▶ _PROBLEM TO WORK ON_
Among the entries below, tally each line in which the word "disponível" is found, then state the tally alone.
[EXCERPTED DATA Boundary: Start]
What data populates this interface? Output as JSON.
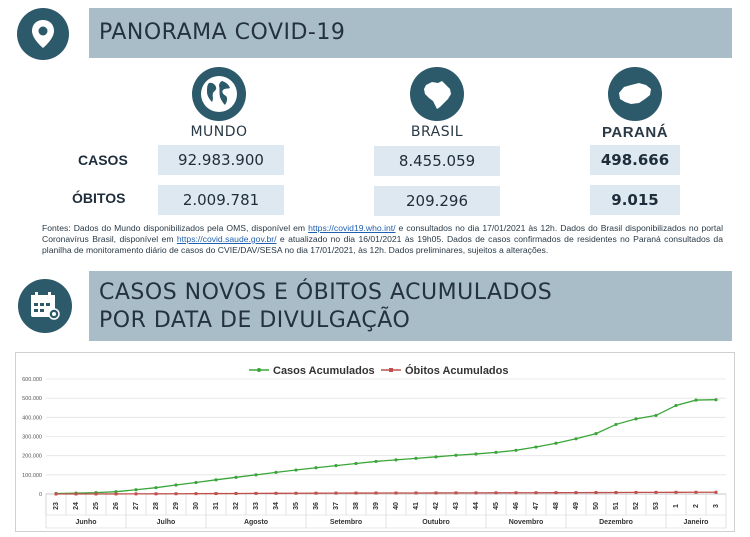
{
  "header": {
    "title": "PANORAMA COVID-19",
    "icon": "location-pin-icon"
  },
  "columns": [
    {
      "label": "MUNDO",
      "icon": "globe-icon"
    },
    {
      "label": "BRASIL",
      "icon": "brazil-map-icon"
    },
    {
      "label": "PARANÁ",
      "icon": "parana-map-icon"
    }
  ],
  "rows": [
    {
      "label": "CASOS",
      "values": [
        "92.983.900",
        "8.455.059",
        "498.666"
      ]
    },
    {
      "label": "ÓBITOS",
      "values": [
        "2.009.781",
        "209.296",
        "9.015"
      ]
    }
  ],
  "note": {
    "p1": "Fontes: Dados do Mundo disponibilizados pela OMS, disponível em ",
    "link1": "https://covid19.who.int/",
    "p2": " e consultados no dia 17/01/2021 às 12h. Dados do Brasil disponibilizados no portal Coronavírus Brasil, disponível em ",
    "link2": "https://covid.saude.gov.br/",
    "p3": " e atualizado no dia 16/01/2021 às 19h05. Dados de casos confirmados de residentes no Paraná consultados da planilha de monitoramento diário de casos do CVIE/DAV/SESA no dia 17/01/2021, às 12h. Dados preliminares, sujeitos a alterações."
  },
  "section2": {
    "title_line1": "CASOS NOVOS E ÓBITOS ACUMULADOS",
    "title_line2": "POR DATA DE DIVULGAÇÃO",
    "icon": "calendar-virus-icon"
  },
  "colors": {
    "dark": "#2d5a6b",
    "banner": "#a9bdc9",
    "box": "#dde8f0",
    "cases": "#3aa63a",
    "deaths": "#c0504d"
  },
  "chart_data": {
    "type": "line",
    "title": "",
    "legend_position": "top-center",
    "x": [
      "23",
      "24",
      "25",
      "26",
      "27",
      "28",
      "29",
      "30",
      "31",
      "32",
      "33",
      "34",
      "35",
      "36",
      "37",
      "38",
      "39",
      "40",
      "41",
      "42",
      "43",
      "44",
      "45",
      "46",
      "47",
      "48",
      "49",
      "50",
      "51",
      "52",
      "53",
      "1",
      "2",
      "3"
    ],
    "months": [
      {
        "label": "Junho",
        "span": 4
      },
      {
        "label": "Julho",
        "span": 4
      },
      {
        "label": "Agosto",
        "span": 5
      },
      {
        "label": "Setembro",
        "span": 4
      },
      {
        "label": "Outubro",
        "span": 5
      },
      {
        "label": "Novembro",
        "span": 4
      },
      {
        "label": "Dezembro",
        "span": 5
      },
      {
        "label": "Janeiro",
        "span": 3
      }
    ],
    "yticks": [
      "0",
      "100.000",
      "200.000",
      "300.000",
      "400.000",
      "500.000",
      "600.000"
    ],
    "ylim": [
      0,
      600000
    ],
    "grid": true,
    "series": [
      {
        "name": "Casos Acumulados",
        "color": "#3aa63a",
        "values": [
          2500,
          4500,
          7000,
          12000,
          22000,
          33000,
          47000,
          60000,
          74000,
          87000,
          100000,
          113000,
          125000,
          137000,
          148000,
          159000,
          170000,
          178000,
          186000,
          194000,
          202000,
          209000,
          217000,
          228000,
          245000,
          265000,
          288000,
          315000,
          363000,
          392000,
          410000,
          462000,
          490000,
          492000
        ]
      },
      {
        "name": "Óbitos Acumulados",
        "color": "#c0504d",
        "values": [
          100,
          150,
          250,
          400,
          700,
          1000,
          1400,
          1800,
          2200,
          2700,
          3200,
          3600,
          3900,
          4200,
          4500,
          4800,
          5000,
          5200,
          5400,
          5600,
          5800,
          6000,
          6200,
          6400,
          6600,
          6900,
          7200,
          7600,
          8000,
          8300,
          8600,
          8800,
          9000,
          9015
        ]
      }
    ]
  }
}
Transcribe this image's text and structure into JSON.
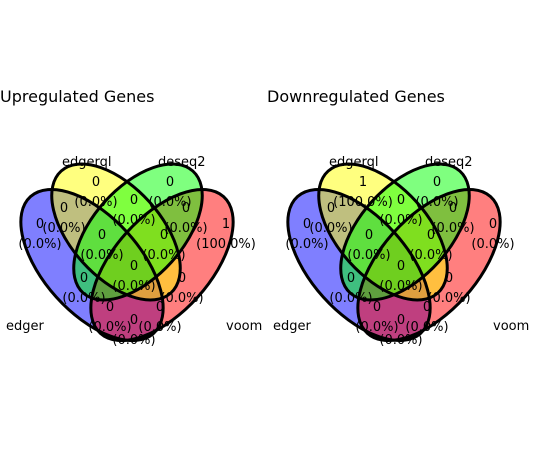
{
  "colors": {
    "edger": "#0000FF",
    "edgerql": "#FFFF00",
    "deseq2": "#00FF00",
    "voom": "#FF0000"
  },
  "venn": [
    {
      "title": "Upregulated Genes",
      "sets": {
        "edger": "edger",
        "edgerql": "edgerql",
        "deseq2": "deseq2",
        "voom": "voom"
      },
      "regions": {
        "edgerql_only": [
          "0",
          "(0.0%)"
        ],
        "deseq2_only": [
          "0",
          "(0.0%)"
        ],
        "edger_only": [
          "0",
          "(0.0%)"
        ],
        "voom_only": [
          "1",
          "(100.0%)"
        ],
        "edgerql_deseq2": [
          "0",
          "(0.0%)"
        ],
        "edger_edgerql": [
          "0",
          "(0.0%)"
        ],
        "deseq2_voom": [
          "0",
          "(0.0%)"
        ],
        "edger_edgerql_deseq2": [
          "0",
          "(0.0%)"
        ],
        "edgerql_deseq2_voom": [
          "0",
          "(0.0%)"
        ],
        "all_four": [
          "0",
          "(0.0%)"
        ],
        "edger_deseq2": [
          "0",
          "(0.0%)"
        ],
        "edgerql_voom": [
          "0",
          "(0.0%)"
        ],
        "edger_deseq2_voom": [
          "0",
          "(0.0%)"
        ],
        "edger_edgerql_voom": [
          "0",
          "(0.0%)"
        ],
        "edger_voom": [
          "0",
          "(0.0%)"
        ]
      }
    },
    {
      "title": "Downregulated Genes",
      "sets": {
        "edger": "edger",
        "edgerql": "edgerql",
        "deseq2": "deseq2",
        "voom": "voom"
      },
      "regions": {
        "edgerql_only": [
          "1",
          "(100.0%)"
        ],
        "deseq2_only": [
          "0",
          "(0.0%)"
        ],
        "edger_only": [
          "0",
          "(0.0%)"
        ],
        "voom_only": [
          "0",
          "(0.0%)"
        ],
        "edgerql_deseq2": [
          "0",
          "(0.0%)"
        ],
        "edger_edgerql": [
          "0",
          "(0.0%)"
        ],
        "deseq2_voom": [
          "0",
          "(0.0%)"
        ],
        "edger_edgerql_deseq2": [
          "0",
          "(0.0%)"
        ],
        "edgerql_deseq2_voom": [
          "0",
          "(0.0%)"
        ],
        "all_four": [
          "0",
          "(0.0%)"
        ],
        "edger_deseq2": [
          "0",
          "(0.0%)"
        ],
        "edgerql_voom": [
          "0",
          "(0.0%)"
        ],
        "edger_deseq2_voom": [
          "0",
          "(0.0%)"
        ],
        "edger_edgerql_voom": [
          "0",
          "(0.0%)"
        ],
        "edger_voom": [
          "0",
          "(0.0%)"
        ]
      }
    }
  ]
}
[EXCERPTED DATA Boundary: End]
▶ _EXERCISE RESPONSE_
2